-- BEGIN Material provided --

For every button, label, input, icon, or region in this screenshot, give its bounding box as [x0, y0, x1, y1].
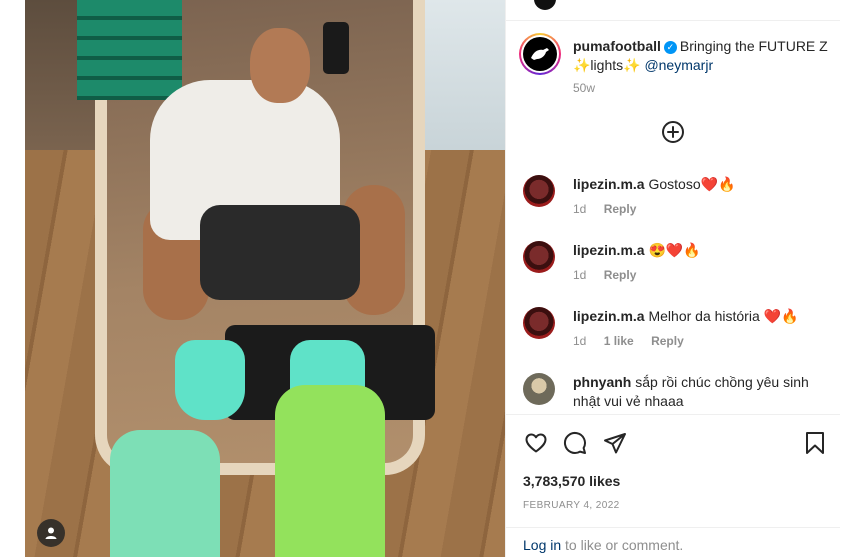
paper-plane-icon: [604, 433, 626, 454]
photo-phone: [323, 22, 349, 74]
login-link[interactable]: Log in: [523, 537, 561, 553]
verified-badge-icon: ✓: [663, 41, 677, 54]
comment-meta: 1d Reply: [573, 202, 636, 216]
header-divider: [506, 20, 841, 21]
post-date: FEBRUARY 4, 2022: [523, 500, 620, 511]
header-avatar[interactable]: [534, 0, 556, 10]
photo-boot-foreground: [110, 430, 220, 557]
comment-text: 😍❤️🔥: [648, 242, 701, 258]
login-prompt: Log in to like or comment.: [523, 537, 683, 553]
comment-username[interactable]: lipezin.m.a: [573, 242, 645, 258]
share-button[interactable]: [602, 430, 628, 456]
bookmark-icon: [806, 432, 824, 454]
photo-shorts: [200, 205, 360, 300]
comment-body: phnyanh sắp rồi chúc chồng yêu sinh nhật…: [573, 373, 818, 411]
caption: pumafootball ✓ Bringing the FUTURE Z ✨ligh…: [573, 37, 828, 75]
comment-age[interactable]: 1d: [573, 268, 586, 282]
comment-body: lipezin.m.a Gostoso❤️🔥: [573, 175, 828, 194]
comment-button[interactable]: [562, 430, 588, 456]
footer-divider: [506, 527, 841, 528]
caption-age[interactable]: 50w: [573, 81, 595, 95]
like-count[interactable]: 3,783,570 likes: [523, 473, 620, 489]
comment-meta: 1d 1 like Reply: [573, 334, 684, 348]
comment-username[interactable]: lipezin.m.a: [573, 176, 645, 192]
plus-circle-icon: [662, 121, 684, 143]
post-photo[interactable]: [25, 0, 505, 557]
puma-logo-icon: [523, 37, 557, 71]
photo-boot-foreground: [275, 385, 385, 557]
load-more-comments-button[interactable]: [661, 120, 685, 144]
comment-avatar[interactable]: [523, 373, 555, 405]
comment-text: Melhor da história ❤️🔥: [648, 308, 799, 324]
comment-bubble-icon: [563, 431, 586, 454]
comment-username[interactable]: phnyanh: [573, 374, 631, 390]
comment-age[interactable]: 1d: [573, 334, 586, 348]
comment-likes[interactable]: 1 like: [604, 334, 634, 348]
comment-text: Gostoso❤️🔥: [648, 176, 736, 192]
comment-meta: 1d Reply: [573, 268, 636, 282]
user-tag-icon: [45, 527, 57, 539]
comment-avatar[interactable]: [523, 241, 555, 273]
like-button[interactable]: [523, 430, 549, 456]
login-prompt-text: to like or comment.: [565, 537, 684, 553]
photo-boot: [175, 340, 245, 420]
user-tag-button[interactable]: [37, 519, 65, 547]
comment-avatar[interactable]: [523, 307, 555, 339]
author-avatar[interactable]: [519, 33, 561, 75]
heart-icon: [525, 433, 547, 453]
comment-body: lipezin.m.a Melhor da história ❤️🔥: [573, 307, 828, 326]
post-side-panel: pumafootball ✓ Bringing the FUTURE Z ✨ligh…: [505, 0, 841, 557]
caption-mention[interactable]: @neymarjr: [644, 57, 713, 73]
comment-reply-button[interactable]: Reply: [651, 334, 684, 348]
save-button[interactable]: [802, 430, 828, 456]
photo-shoe-boxes: [77, 0, 182, 100]
left-gutter: [0, 0, 25, 557]
comment-age[interactable]: 1d: [573, 202, 586, 216]
comment-username[interactable]: lipezin.m.a: [573, 308, 645, 324]
actions-divider: [506, 414, 841, 415]
comment-body: lipezin.m.a 😍❤️🔥: [573, 241, 828, 260]
comment-reply-button[interactable]: Reply: [604, 202, 637, 216]
comment-reply-button[interactable]: Reply: [604, 268, 637, 282]
comment-avatar[interactable]: [523, 175, 555, 207]
photo-head: [250, 28, 310, 103]
caption-username[interactable]: pumafootball: [573, 38, 661, 54]
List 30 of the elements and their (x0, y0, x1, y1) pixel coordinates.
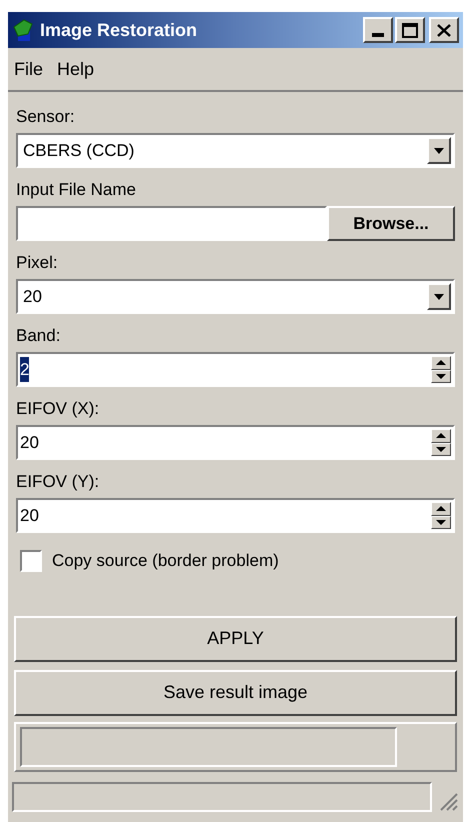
menu-item[interactable]: Help (57, 56, 94, 82)
field-label: EIFOV (X): (16, 399, 100, 419)
maximize-icon (402, 22, 418, 38)
spin-field[interactable]: 2 (16, 352, 455, 387)
minimize-icon (372, 33, 384, 37)
browse-button[interactable]: Browse... (327, 206, 455, 241)
field-label: Pixel: (16, 253, 59, 273)
spinner-arrows-icon[interactable] (431, 356, 451, 383)
spinner-arrows-icon[interactable] (431, 429, 451, 456)
spin-field[interactable]: 20 (16, 498, 455, 533)
minimize-button[interactable] (363, 17, 393, 43)
action-button[interactable]: Save result image (14, 670, 457, 716)
menu-item[interactable]: File (14, 56, 44, 82)
maximize-button[interactable] (395, 17, 425, 43)
field-label: EIFOV (Y): (16, 472, 100, 492)
action-button[interactable]: APPLY (14, 616, 457, 662)
close-icon (437, 24, 451, 36)
dropdown[interactable]: 20 (16, 279, 455, 314)
field-label: Input File Name (16, 180, 137, 200)
checkbox-label: Copy source (border problem) (52, 550, 279, 572)
field-label: Band: (16, 326, 62, 346)
app-icon (12, 18, 34, 42)
field-label: Sensor: (16, 107, 76, 127)
input-field[interactable] (16, 206, 327, 241)
spin-field[interactable]: 20 (16, 425, 455, 460)
window-title: Image Restoration (40, 18, 198, 42)
close-button[interactable] (429, 17, 459, 43)
checkbox[interactable] (20, 550, 42, 572)
spinner-arrows-icon[interactable] (431, 502, 451, 529)
dropdown[interactable]: CBERS (CCD) (16, 133, 455, 168)
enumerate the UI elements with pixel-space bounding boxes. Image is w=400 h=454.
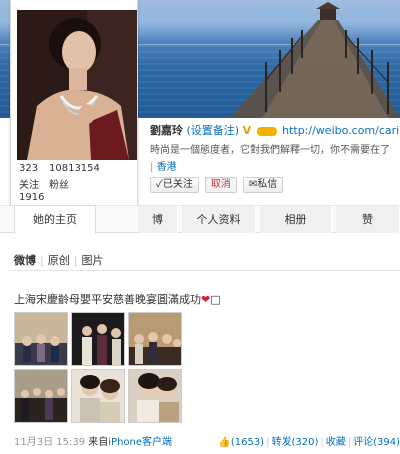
action-separator: |	[320, 437, 324, 448]
following-label[interactable]: 关注	[19, 176, 49, 191]
heart-icon: ❤	[201, 293, 211, 306]
following-count[interactable]: 323	[19, 163, 49, 174]
profile-bio: 時尚是一個態度者，它對我們解釋一切，你不需要在了	[150, 145, 390, 156]
profile-name-line: 劉嘉玲 (设置备注) V http://weibo.com/carin	[150, 122, 400, 136]
profile-name: 劉嘉玲	[150, 124, 183, 136]
comment-link[interactable]: 评论(394)	[353, 437, 400, 448]
post-image-thumbnail[interactable]	[14, 312, 68, 366]
filter-separator: |	[40, 254, 44, 267]
like-count-link[interactable]: (1653)	[231, 437, 264, 448]
post-text: 上海宋慶齡母嬰平安慈善晚宴圓滿成功❤□	[14, 291, 221, 307]
avatar[interactable]	[17, 10, 137, 160]
tab-home[interactable]: 她的主页	[14, 205, 96, 234]
post-image-thumbnail[interactable]	[71, 312, 125, 366]
post-text-tail: □	[210, 293, 221, 306]
post-action-links: 👍(1653) | 转发(320) | 收藏 | 评论(394)	[218, 433, 400, 448]
filter-weibo[interactable]: 微博	[14, 254, 36, 267]
profile-url-link[interactable]: http://weibo.com/carin	[282, 124, 400, 136]
profile-tabs: 她的主页 博 个人资料 相册 赞	[0, 205, 400, 234]
like-icon[interactable]: 👍	[218, 437, 230, 448]
action-separator: |	[266, 437, 270, 448]
filter-separator: |	[73, 254, 78, 267]
medal-icon	[256, 126, 277, 136]
repost-link[interactable]: 转发(320)	[271, 437, 318, 448]
post-image-thumbnail[interactable]	[71, 369, 125, 423]
tab-weibo[interactable]: 博	[138, 206, 178, 233]
profile-actions: ✓已关注 取消 ✉私信	[150, 177, 284, 193]
divider	[10, 270, 400, 271]
post-meta: 11月3日 15:39 来自iPhone客户端 👍(1653) | 转发(320) |…	[14, 433, 400, 448]
unfollow-button[interactable]: 取消	[204, 177, 237, 193]
post-source-prefix: 来自	[88, 437, 109, 448]
action-separator: |	[347, 437, 352, 448]
filter-images[interactable]: 图片	[81, 254, 103, 267]
feed-filters: 微博 | 原创 | 图片	[14, 252, 103, 268]
post-image-thumbnail[interactable]	[128, 312, 182, 366]
followers-label[interactable]: 粉丝	[49, 176, 105, 191]
message-button[interactable]: ✉私信	[242, 177, 284, 193]
post-text-body: 上海宋慶齡母嬰平安慈善晚宴圓滿成功	[14, 293, 201, 306]
location-separator: |	[150, 162, 154, 173]
favorite-link[interactable]: 收藏	[326, 437, 346, 448]
posts-count[interactable]: 1916	[19, 192, 134, 203]
post-client-link[interactable]: iPhone客户端	[108, 437, 172, 448]
tab-likes[interactable]: 赞	[336, 206, 400, 233]
post-time-link[interactable]: 11月3日 15:39	[14, 437, 85, 448]
post-image-thumbnail[interactable]	[14, 369, 68, 423]
tab-album[interactable]: 相册	[260, 206, 332, 233]
location-link[interactable]: 香港	[157, 162, 177, 173]
profile-avatar-card: 323 10813154 关注 粉丝 1916	[10, 0, 138, 230]
followed-button[interactable]: ✓已关注	[150, 177, 199, 193]
tab-profile-info[interactable]: 个人资料	[182, 206, 256, 233]
followers-count[interactable]: 10813154	[49, 163, 105, 174]
profile-location: | 香港	[150, 158, 177, 173]
post-image-thumbnail[interactable]	[128, 369, 182, 423]
verified-badge-icon: V	[242, 124, 252, 136]
set-remark-link[interactable]: (设置备注)	[187, 124, 240, 136]
profile-stats: 323 10813154 关注 粉丝 1916	[19, 163, 134, 203]
avatar-portrait	[17, 10, 137, 160]
filter-original[interactable]: 原创	[48, 254, 70, 267]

-- END Material provided --

• _Aim of the exercise_
Gather every line in the listing above that contains the string "location".

• _Answer to this exercise_
location-separator: |	[150, 162, 154, 173]
location-link[interactable]: 香港	[157, 162, 177, 173]
profile-location: | 香港	[150, 158, 177, 173]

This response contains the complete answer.